Dataset

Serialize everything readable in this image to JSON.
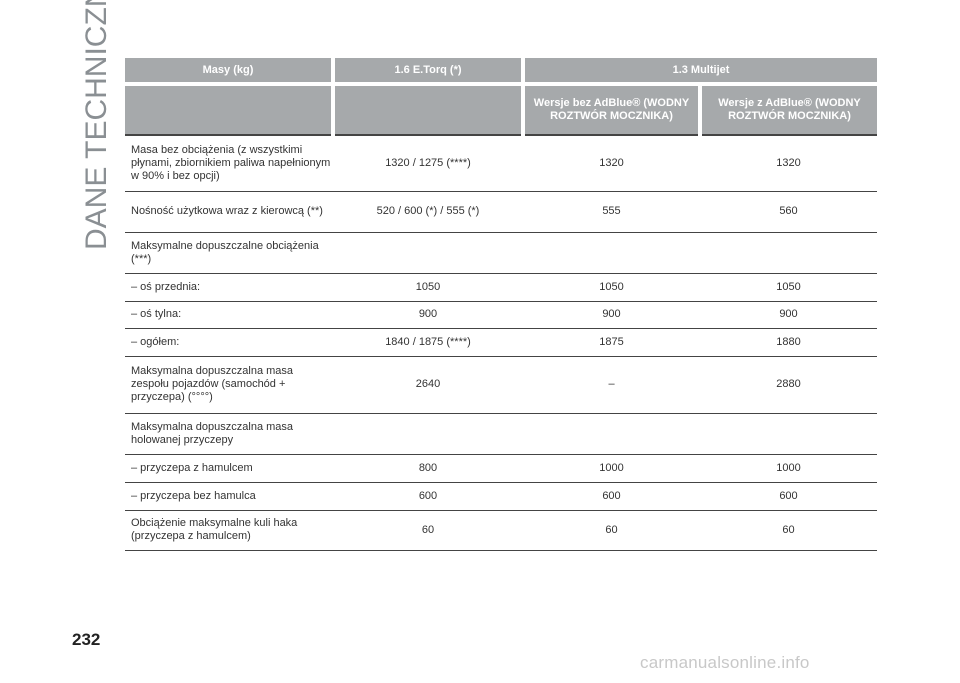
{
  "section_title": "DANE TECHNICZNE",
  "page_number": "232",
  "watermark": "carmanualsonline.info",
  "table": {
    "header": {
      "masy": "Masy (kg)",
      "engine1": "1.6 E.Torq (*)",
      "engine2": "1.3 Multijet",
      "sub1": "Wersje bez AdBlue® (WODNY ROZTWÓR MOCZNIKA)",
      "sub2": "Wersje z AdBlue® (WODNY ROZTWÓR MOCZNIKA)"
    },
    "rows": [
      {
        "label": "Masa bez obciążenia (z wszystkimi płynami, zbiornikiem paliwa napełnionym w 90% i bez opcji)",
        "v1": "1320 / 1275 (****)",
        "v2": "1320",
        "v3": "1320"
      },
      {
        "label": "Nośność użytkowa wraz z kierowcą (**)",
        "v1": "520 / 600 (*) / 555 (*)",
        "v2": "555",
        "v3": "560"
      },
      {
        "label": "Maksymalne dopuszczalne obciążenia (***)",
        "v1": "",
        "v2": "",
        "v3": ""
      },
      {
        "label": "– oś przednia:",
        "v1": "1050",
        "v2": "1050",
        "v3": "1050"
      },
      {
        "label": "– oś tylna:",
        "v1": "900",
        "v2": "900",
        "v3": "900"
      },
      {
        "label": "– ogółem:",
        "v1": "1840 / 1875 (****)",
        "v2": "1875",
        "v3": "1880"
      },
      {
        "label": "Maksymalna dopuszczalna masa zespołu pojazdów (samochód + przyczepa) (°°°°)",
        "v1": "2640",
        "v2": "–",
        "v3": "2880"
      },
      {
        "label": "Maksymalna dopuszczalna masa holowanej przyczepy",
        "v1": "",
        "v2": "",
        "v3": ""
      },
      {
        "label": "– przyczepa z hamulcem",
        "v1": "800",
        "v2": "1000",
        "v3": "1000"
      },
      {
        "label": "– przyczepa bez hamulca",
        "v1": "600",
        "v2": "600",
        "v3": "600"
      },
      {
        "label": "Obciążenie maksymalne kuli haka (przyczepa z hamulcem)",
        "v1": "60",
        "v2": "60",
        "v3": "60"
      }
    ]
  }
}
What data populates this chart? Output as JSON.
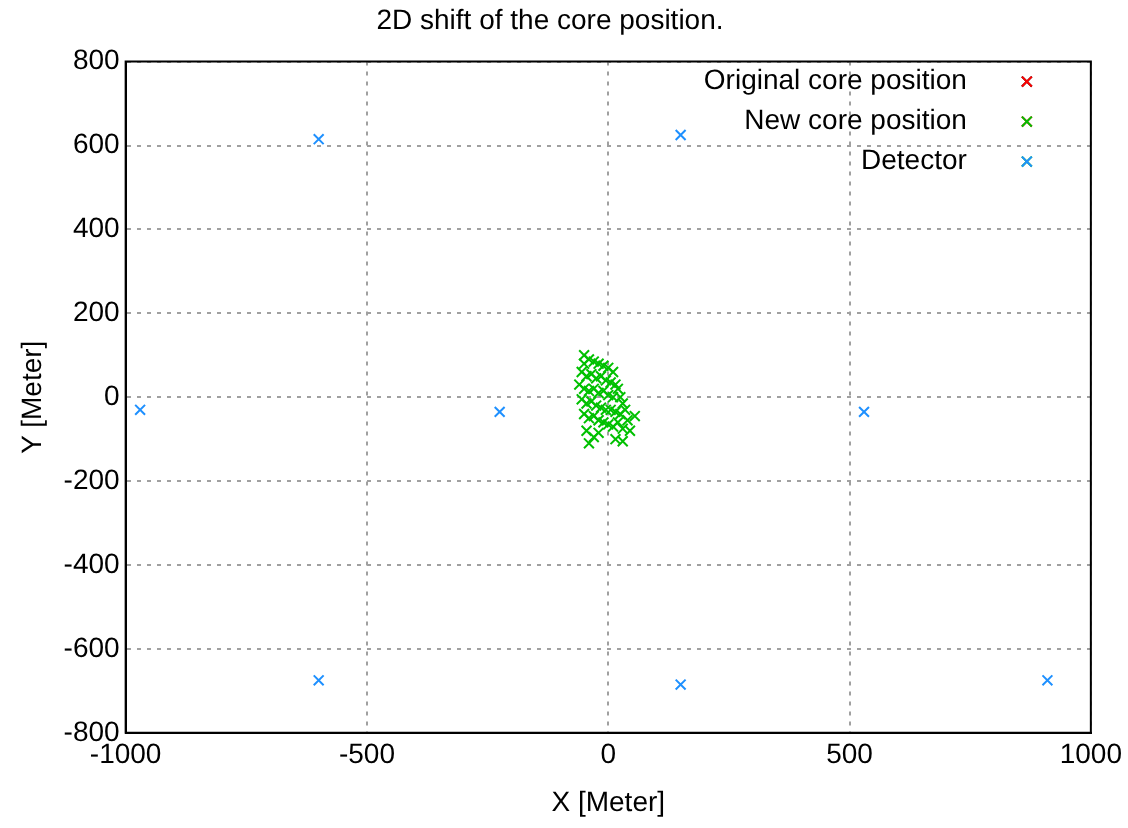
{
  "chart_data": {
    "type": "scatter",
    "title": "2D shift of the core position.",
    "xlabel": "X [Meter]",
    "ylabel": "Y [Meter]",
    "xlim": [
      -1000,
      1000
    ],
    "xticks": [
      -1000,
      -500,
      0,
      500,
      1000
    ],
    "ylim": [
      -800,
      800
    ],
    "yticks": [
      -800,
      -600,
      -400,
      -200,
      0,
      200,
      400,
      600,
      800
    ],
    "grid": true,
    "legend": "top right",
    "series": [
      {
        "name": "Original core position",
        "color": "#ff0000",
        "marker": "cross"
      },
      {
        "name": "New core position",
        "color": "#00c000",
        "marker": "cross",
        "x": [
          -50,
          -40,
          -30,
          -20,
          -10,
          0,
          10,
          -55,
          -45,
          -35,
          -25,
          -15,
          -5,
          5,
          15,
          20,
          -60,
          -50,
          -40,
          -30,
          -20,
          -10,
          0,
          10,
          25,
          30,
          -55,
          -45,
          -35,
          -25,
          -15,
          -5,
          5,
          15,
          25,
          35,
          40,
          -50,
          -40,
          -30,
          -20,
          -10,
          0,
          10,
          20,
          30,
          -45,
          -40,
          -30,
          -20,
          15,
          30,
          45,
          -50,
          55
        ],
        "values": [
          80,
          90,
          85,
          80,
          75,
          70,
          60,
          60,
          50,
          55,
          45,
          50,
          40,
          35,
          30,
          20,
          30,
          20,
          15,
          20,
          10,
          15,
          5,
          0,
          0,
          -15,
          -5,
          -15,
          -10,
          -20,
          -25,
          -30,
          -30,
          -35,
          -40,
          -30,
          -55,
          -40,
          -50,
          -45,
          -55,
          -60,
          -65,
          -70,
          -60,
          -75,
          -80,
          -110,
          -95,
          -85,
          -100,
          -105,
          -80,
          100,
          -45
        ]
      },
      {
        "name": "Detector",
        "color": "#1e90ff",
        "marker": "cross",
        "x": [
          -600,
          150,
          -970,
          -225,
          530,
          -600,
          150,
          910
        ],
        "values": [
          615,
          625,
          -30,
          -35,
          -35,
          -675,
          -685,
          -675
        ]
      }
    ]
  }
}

Problem to work on
Give the data above again in full and unchanged, skipping the pictures.

Written response
Serialize everything readable in this image to JSON.
{
  "section_title": "DANE TECHNICZNE",
  "page_number": "232",
  "watermark": "carmanualsonline.info",
  "table": {
    "header": {
      "masy": "Masy (kg)",
      "engine1": "1.6 E.Torq (*)",
      "engine2": "1.3 Multijet",
      "sub1": "Wersje bez AdBlue® (WODNY ROZTWÓR MOCZNIKA)",
      "sub2": "Wersje z AdBlue® (WODNY ROZTWÓR MOCZNIKA)"
    },
    "rows": [
      {
        "label": "Masa bez obciążenia (z wszystkimi płynami, zbiornikiem paliwa napełnionym w 90% i bez opcji)",
        "v1": "1320 / 1275 (****)",
        "v2": "1320",
        "v3": "1320"
      },
      {
        "label": "Nośność użytkowa wraz z kierowcą (**)",
        "v1": "520 / 600 (*) / 555 (*)",
        "v2": "555",
        "v3": "560"
      },
      {
        "label": "Maksymalne dopuszczalne obciążenia (***)",
        "v1": "",
        "v2": "",
        "v3": ""
      },
      {
        "label": "– oś przednia:",
        "v1": "1050",
        "v2": "1050",
        "v3": "1050"
      },
      {
        "label": "– oś tylna:",
        "v1": "900",
        "v2": "900",
        "v3": "900"
      },
      {
        "label": "– ogółem:",
        "v1": "1840 / 1875 (****)",
        "v2": "1875",
        "v3": "1880"
      },
      {
        "label": "Maksymalna dopuszczalna masa zespołu pojazdów (samochód + przyczepa) (°°°°)",
        "v1": "2640",
        "v2": "–",
        "v3": "2880"
      },
      {
        "label": "Maksymalna dopuszczalna masa holowanej przyczepy",
        "v1": "",
        "v2": "",
        "v3": ""
      },
      {
        "label": "– przyczepa z hamulcem",
        "v1": "800",
        "v2": "1000",
        "v3": "1000"
      },
      {
        "label": "– przyczepa bez hamulca",
        "v1": "600",
        "v2": "600",
        "v3": "600"
      },
      {
        "label": "Obciążenie maksymalne kuli haka (przyczepa z hamulcem)",
        "v1": "60",
        "v2": "60",
        "v3": "60"
      }
    ]
  }
}
What data populates this chart? Output as JSON.
{
  "chart_data": {
    "type": "scatter",
    "title": "2D shift of the core position.",
    "xlabel": "X [Meter]",
    "ylabel": "Y [Meter]",
    "xlim": [
      -1000,
      1000
    ],
    "xticks": [
      -1000,
      -500,
      0,
      500,
      1000
    ],
    "ylim": [
      -800,
      800
    ],
    "yticks": [
      -800,
      -600,
      -400,
      -200,
      0,
      200,
      400,
      600,
      800
    ],
    "grid": true,
    "legend": "top right",
    "series": [
      {
        "name": "Original core position",
        "color": "#ff0000",
        "marker": "cross"
      },
      {
        "name": "New core position",
        "color": "#00c000",
        "marker": "cross",
        "x": [
          -50,
          -40,
          -30,
          -20,
          -10,
          0,
          10,
          -55,
          -45,
          -35,
          -25,
          -15,
          -5,
          5,
          15,
          20,
          -60,
          -50,
          -40,
          -30,
          -20,
          -10,
          0,
          10,
          25,
          30,
          -55,
          -45,
          -35,
          -25,
          -15,
          -5,
          5,
          15,
          25,
          35,
          40,
          -50,
          -40,
          -30,
          -20,
          -10,
          0,
          10,
          20,
          30,
          -45,
          -40,
          -30,
          -20,
          15,
          30,
          45,
          -50,
          55
        ],
        "values": [
          80,
          90,
          85,
          80,
          75,
          70,
          60,
          60,
          50,
          55,
          45,
          50,
          40,
          35,
          30,
          20,
          30,
          20,
          15,
          20,
          10,
          15,
          5,
          0,
          0,
          -15,
          -5,
          -15,
          -10,
          -20,
          -25,
          -30,
          -30,
          -35,
          -40,
          -30,
          -55,
          -40,
          -50,
          -45,
          -55,
          -60,
          -65,
          -70,
          -60,
          -75,
          -80,
          -110,
          -95,
          -85,
          -100,
          -105,
          -80,
          100,
          -45
        ]
      },
      {
        "name": "Detector",
        "color": "#1e90ff",
        "marker": "cross",
        "x": [
          -600,
          150,
          -970,
          -225,
          530,
          -600,
          150,
          910
        ],
        "values": [
          615,
          625,
          -30,
          -35,
          -35,
          -675,
          -685,
          -675
        ]
      }
    ]
  }
}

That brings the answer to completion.